**GIVEN REQUEST**:
The listing below must be repeated word for word, with its images excluded.

===== DATA ENTRIES

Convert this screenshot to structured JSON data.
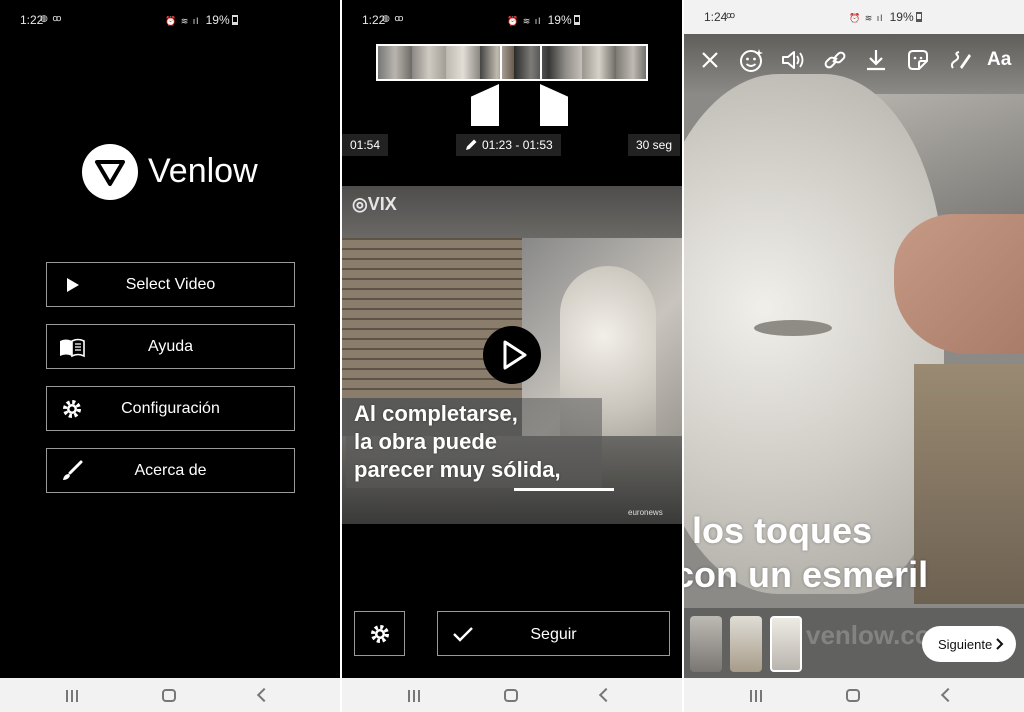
{
  "screen1": {
    "status": {
      "time": "1:22",
      "battery": "19%"
    },
    "app_name": "Venlow",
    "menu": [
      {
        "label": "Select Video",
        "icon": "play-icon"
      },
      {
        "label": "Ayuda",
        "icon": "book-icon"
      },
      {
        "label": "Configuración",
        "icon": "gear-icon"
      },
      {
        "label": "Acerca de",
        "icon": "brush-icon"
      }
    ]
  },
  "screen2": {
    "status": {
      "time": "1:22",
      "battery": "19%"
    },
    "duration_total": "01:54",
    "selection_range": "01:23 - 01:53",
    "selection_length": "30 seg",
    "watermark": "VIX",
    "caption_lines": [
      "Al completarse,",
      "la obra puede",
      "parecer muy sólida,"
    ],
    "source_mark": "euronews",
    "confirm_label": "Seguir"
  },
  "screen3": {
    "status": {
      "time": "1:24",
      "battery": "19%"
    },
    "toolbar": [
      "close-icon",
      "face-effects-icon",
      "sound-icon",
      "link-icon",
      "download-icon",
      "sticker-icon",
      "draw-icon"
    ],
    "text_tool_label": "Aa",
    "caption_lines": [
      "los toques",
      "con un esmeril"
    ],
    "overlay_mark": "venlow.com",
    "next_label": "Siguiente"
  }
}
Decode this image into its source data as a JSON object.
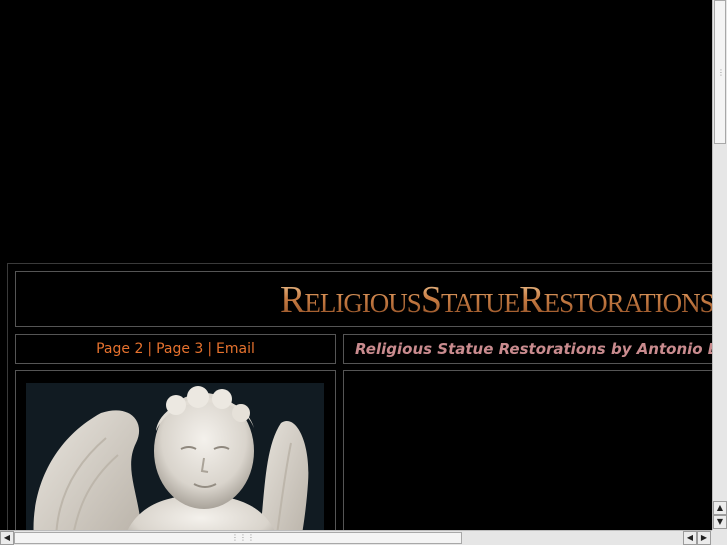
{
  "banner": {
    "title": "ReligiousStatueRestorations"
  },
  "nav": {
    "links": [
      "Page 2",
      "Page 3",
      "Email"
    ],
    "separator": "|"
  },
  "subtitle": "Religious Statue Restorations by Antonio Buffa",
  "images": {
    "statue": "angel-statue-photo"
  },
  "colors": {
    "background": "#000000",
    "link": "#e6722e",
    "subtitle": "#c98b8e",
    "border": "#555555"
  }
}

==========

**EXERCISE RESULT**:
Convert this screenshot to structured JSON data.
{
  "screen1": {
    "status": {
      "time": "1:22",
      "battery": "19%"
    },
    "app_name": "Venlow",
    "menu": [
      {
        "label": "Select Video",
        "icon": "play-icon"
      },
      {
        "label": "Ayuda",
        "icon": "book-icon"
      },
      {
        "label": "Configuración",
        "icon": "gear-icon"
      },
      {
        "label": "Acerca de",
        "icon": "brush-icon"
      }
    ]
  },
  "screen2": {
    "status": {
      "time": "1:22",
      "battery": "19%"
    },
    "duration_total": "01:54",
    "selection_range": "01:23 - 01:53",
    "selection_length": "30 seg",
    "watermark": "VIX",
    "caption_lines": [
      "Al completarse,",
      "la obra puede",
      "parecer muy sólida,"
    ],
    "source_mark": "euronews",
    "confirm_label": "Seguir"
  },
  "screen3": {
    "status": {
      "time": "1:24",
      "battery": "19%"
    },
    "toolbar": [
      "close-icon",
      "face-effects-icon",
      "sound-icon",
      "link-icon",
      "download-icon",
      "sticker-icon",
      "draw-icon"
    ],
    "text_tool_label": "Aa",
    "caption_lines": [
      "los toques",
      "con un esmeril"
    ],
    "overlay_mark": "venlow.com",
    "next_label": "Siguiente"
  }
}
Decode this image into its source data as a JSON object.
{
  "banner": {
    "title": "ReligiousStatueRestorations"
  },
  "nav": {
    "links": [
      "Page 2",
      "Page 3",
      "Email"
    ],
    "separator": "|"
  },
  "subtitle": "Religious Statue Restorations by Antonio Buffa",
  "images": {
    "statue": "angel-statue-photo"
  },
  "colors": {
    "background": "#000000",
    "link": "#e6722e",
    "subtitle": "#c98b8e",
    "border": "#555555"
  }
}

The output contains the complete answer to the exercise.